(Data records)
═══

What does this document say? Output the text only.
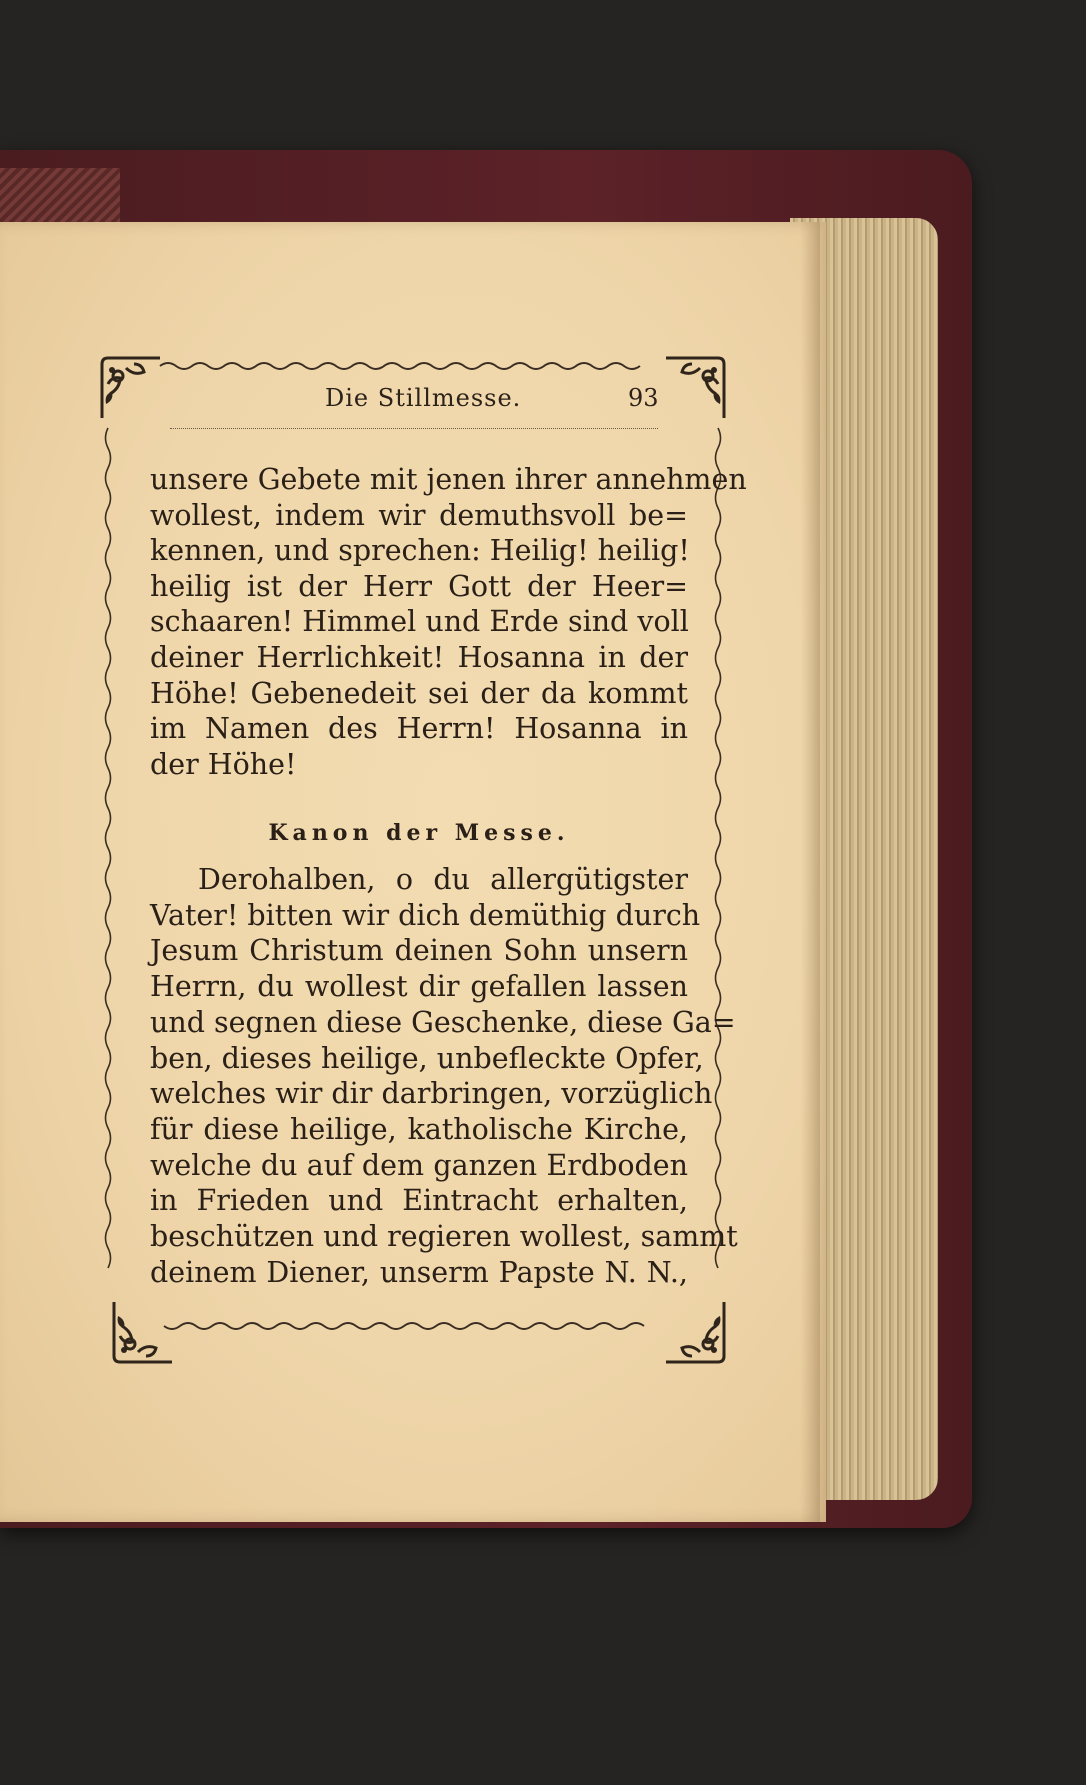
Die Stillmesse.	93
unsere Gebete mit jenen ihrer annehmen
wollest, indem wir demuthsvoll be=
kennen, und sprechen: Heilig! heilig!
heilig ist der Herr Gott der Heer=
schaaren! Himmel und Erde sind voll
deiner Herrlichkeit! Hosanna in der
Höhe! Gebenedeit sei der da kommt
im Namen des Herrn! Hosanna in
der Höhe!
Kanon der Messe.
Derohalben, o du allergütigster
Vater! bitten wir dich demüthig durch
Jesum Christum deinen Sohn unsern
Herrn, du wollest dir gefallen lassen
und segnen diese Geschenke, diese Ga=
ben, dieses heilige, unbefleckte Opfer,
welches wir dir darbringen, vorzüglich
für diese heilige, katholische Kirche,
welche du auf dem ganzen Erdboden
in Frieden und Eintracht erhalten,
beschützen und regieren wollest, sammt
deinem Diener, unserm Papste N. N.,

═══

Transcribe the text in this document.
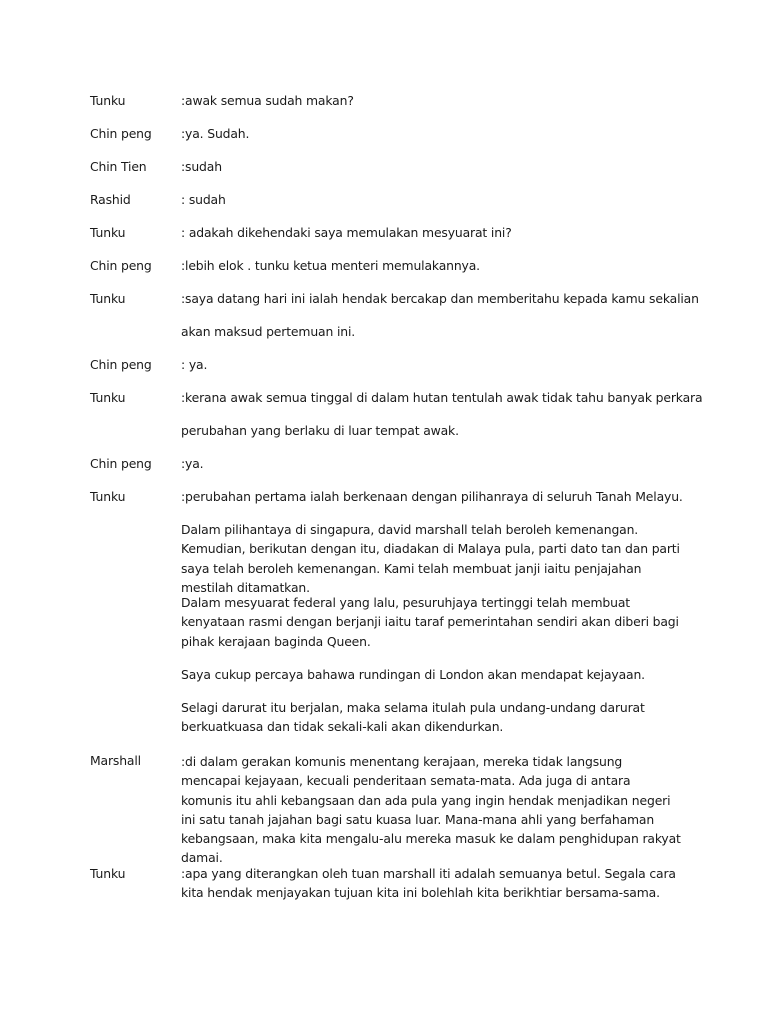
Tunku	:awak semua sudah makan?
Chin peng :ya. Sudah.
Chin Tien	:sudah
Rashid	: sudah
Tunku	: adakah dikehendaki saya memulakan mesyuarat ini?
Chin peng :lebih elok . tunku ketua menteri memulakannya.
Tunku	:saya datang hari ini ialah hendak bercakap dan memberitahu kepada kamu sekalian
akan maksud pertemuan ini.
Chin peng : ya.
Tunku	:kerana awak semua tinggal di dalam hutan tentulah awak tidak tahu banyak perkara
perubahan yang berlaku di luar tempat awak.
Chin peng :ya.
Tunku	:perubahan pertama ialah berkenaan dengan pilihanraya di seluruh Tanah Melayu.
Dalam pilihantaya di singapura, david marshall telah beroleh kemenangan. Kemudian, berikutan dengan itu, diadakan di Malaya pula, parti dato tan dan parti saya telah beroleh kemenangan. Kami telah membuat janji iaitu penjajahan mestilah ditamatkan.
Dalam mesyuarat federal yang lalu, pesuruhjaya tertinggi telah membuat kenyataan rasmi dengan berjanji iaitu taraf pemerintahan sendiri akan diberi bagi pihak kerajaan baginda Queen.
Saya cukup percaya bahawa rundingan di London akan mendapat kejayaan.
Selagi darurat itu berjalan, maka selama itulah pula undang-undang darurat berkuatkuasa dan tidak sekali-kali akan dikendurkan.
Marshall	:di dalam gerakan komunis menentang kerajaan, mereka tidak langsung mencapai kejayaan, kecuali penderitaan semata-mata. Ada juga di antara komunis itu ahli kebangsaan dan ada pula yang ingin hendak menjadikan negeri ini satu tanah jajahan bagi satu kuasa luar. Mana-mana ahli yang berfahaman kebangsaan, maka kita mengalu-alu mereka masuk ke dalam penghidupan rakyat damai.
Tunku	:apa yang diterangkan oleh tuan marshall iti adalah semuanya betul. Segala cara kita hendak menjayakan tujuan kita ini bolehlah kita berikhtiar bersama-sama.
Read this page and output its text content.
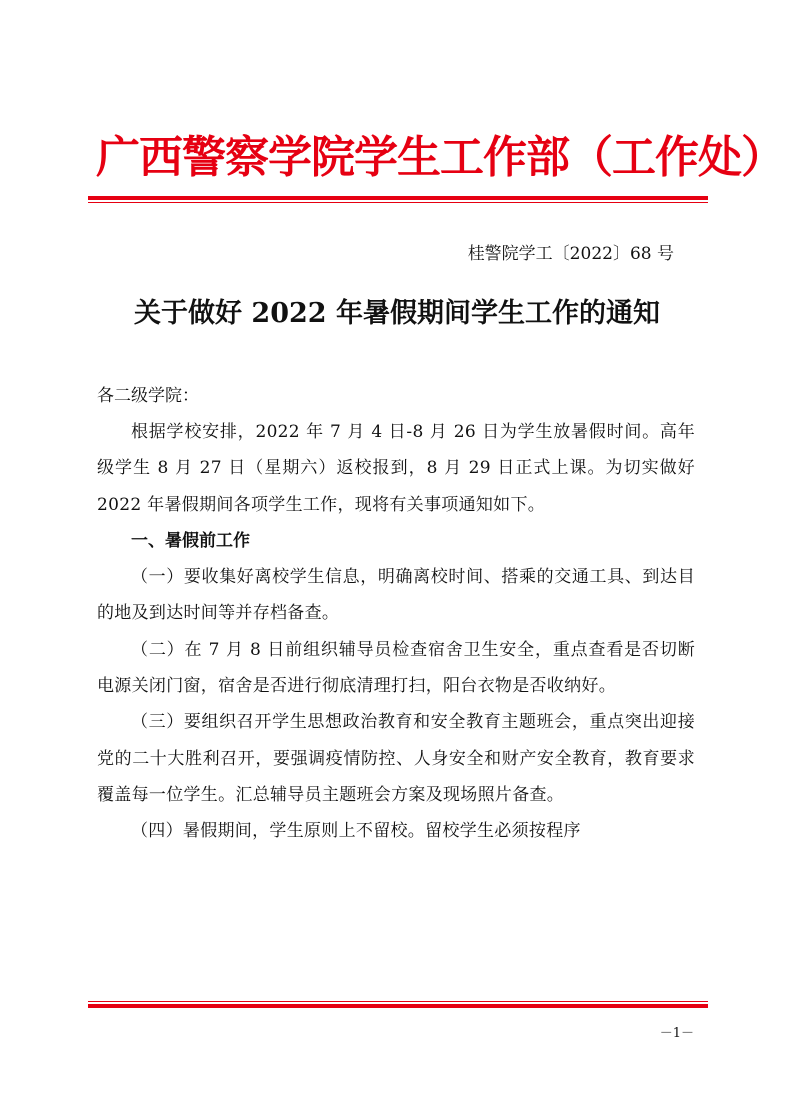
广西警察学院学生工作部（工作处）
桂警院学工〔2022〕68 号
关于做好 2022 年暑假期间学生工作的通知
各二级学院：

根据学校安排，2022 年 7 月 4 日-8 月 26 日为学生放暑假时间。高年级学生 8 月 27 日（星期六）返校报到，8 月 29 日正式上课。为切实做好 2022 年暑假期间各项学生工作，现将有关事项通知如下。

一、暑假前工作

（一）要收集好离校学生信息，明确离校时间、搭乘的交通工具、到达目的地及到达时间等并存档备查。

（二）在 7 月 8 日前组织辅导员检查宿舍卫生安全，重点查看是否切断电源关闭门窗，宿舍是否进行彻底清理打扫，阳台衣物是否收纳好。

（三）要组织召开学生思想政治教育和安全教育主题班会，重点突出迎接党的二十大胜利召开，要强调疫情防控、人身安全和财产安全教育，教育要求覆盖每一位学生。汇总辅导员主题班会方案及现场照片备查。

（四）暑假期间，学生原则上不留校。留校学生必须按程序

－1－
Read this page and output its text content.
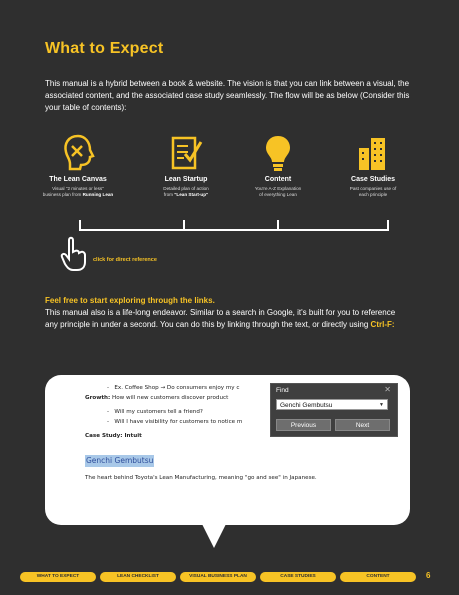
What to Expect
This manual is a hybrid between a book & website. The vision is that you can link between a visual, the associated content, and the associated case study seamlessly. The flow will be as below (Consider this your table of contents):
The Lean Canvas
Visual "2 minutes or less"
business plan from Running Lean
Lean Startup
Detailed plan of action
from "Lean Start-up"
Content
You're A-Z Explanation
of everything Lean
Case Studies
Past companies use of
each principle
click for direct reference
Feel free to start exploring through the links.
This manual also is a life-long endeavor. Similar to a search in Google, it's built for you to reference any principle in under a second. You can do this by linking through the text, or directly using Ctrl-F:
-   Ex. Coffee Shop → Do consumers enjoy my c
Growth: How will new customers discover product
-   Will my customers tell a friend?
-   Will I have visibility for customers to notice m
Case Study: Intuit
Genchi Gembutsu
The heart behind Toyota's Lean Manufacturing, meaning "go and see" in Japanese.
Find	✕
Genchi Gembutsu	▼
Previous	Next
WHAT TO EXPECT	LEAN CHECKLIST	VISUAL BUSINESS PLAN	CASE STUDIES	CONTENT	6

═══

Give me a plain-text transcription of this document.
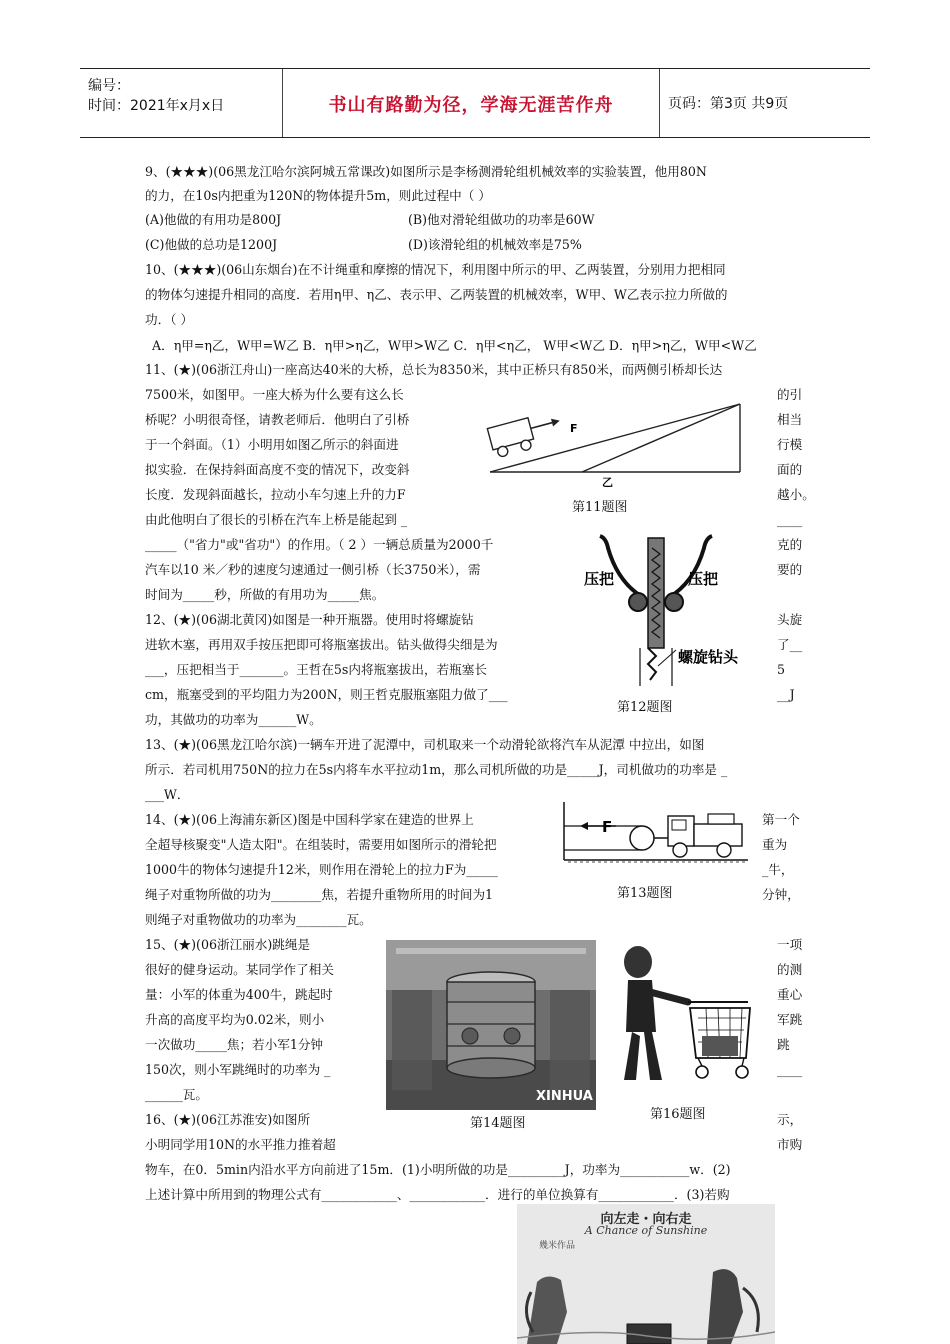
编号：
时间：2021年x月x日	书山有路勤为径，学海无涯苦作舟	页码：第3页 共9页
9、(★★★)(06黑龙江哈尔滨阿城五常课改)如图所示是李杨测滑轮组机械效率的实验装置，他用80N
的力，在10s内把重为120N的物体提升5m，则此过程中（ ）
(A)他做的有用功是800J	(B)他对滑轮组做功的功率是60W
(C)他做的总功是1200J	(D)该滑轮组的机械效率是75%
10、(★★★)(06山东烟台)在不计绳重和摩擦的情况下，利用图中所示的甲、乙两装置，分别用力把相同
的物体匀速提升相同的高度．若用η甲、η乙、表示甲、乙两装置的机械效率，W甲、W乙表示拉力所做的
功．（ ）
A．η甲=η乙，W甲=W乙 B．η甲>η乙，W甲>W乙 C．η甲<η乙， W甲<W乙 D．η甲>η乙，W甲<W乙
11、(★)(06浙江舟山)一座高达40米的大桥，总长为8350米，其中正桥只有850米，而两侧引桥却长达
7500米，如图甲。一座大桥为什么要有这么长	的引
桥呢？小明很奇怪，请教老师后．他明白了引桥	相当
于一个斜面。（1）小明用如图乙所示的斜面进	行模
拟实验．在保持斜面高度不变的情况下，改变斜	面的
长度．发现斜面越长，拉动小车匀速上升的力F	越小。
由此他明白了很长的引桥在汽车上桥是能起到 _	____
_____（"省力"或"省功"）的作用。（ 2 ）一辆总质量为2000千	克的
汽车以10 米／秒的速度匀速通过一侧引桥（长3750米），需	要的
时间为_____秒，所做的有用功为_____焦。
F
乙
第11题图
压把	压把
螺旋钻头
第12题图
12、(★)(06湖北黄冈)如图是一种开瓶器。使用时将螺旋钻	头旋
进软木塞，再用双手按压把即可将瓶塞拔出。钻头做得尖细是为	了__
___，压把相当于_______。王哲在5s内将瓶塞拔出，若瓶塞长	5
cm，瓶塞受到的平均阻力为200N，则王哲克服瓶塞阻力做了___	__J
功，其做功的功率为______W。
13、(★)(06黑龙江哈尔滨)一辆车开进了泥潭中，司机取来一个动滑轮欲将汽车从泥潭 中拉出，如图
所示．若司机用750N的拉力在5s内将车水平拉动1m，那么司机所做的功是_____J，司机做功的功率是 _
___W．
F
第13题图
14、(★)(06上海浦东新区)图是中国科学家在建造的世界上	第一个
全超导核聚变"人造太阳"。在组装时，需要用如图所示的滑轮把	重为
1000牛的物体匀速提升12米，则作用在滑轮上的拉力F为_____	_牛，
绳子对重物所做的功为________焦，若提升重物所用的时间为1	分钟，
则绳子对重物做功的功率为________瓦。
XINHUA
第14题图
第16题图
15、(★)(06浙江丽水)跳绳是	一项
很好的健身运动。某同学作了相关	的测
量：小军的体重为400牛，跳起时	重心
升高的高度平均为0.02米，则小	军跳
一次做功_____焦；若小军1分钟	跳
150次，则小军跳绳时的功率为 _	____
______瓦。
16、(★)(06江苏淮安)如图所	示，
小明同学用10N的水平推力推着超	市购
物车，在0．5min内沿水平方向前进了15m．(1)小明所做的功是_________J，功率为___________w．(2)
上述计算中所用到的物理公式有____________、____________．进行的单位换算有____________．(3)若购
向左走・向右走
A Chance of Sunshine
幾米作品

═══

**Work to do**
Pick out each line that holds the string "telah".

**Complete answer**
Dalam pilihantaya di singapura, david marshall telah beroleh kemenangan. Kemudian, berikutan dengan itu, diadakan di Malaya pula, parti dato tan dan parti saya telah beroleh kemenangan. Kami telah membuat janji iaitu penjajahan mestilah ditamatkan.
Dalam mesyuarat federal yang lalu, pesuruhjaya tertinggi telah membuat kenyataan rasmi dengan berjanji iaitu taraf pemerintahan sendiri akan diberi bagi pihak kerajaan baginda Queen.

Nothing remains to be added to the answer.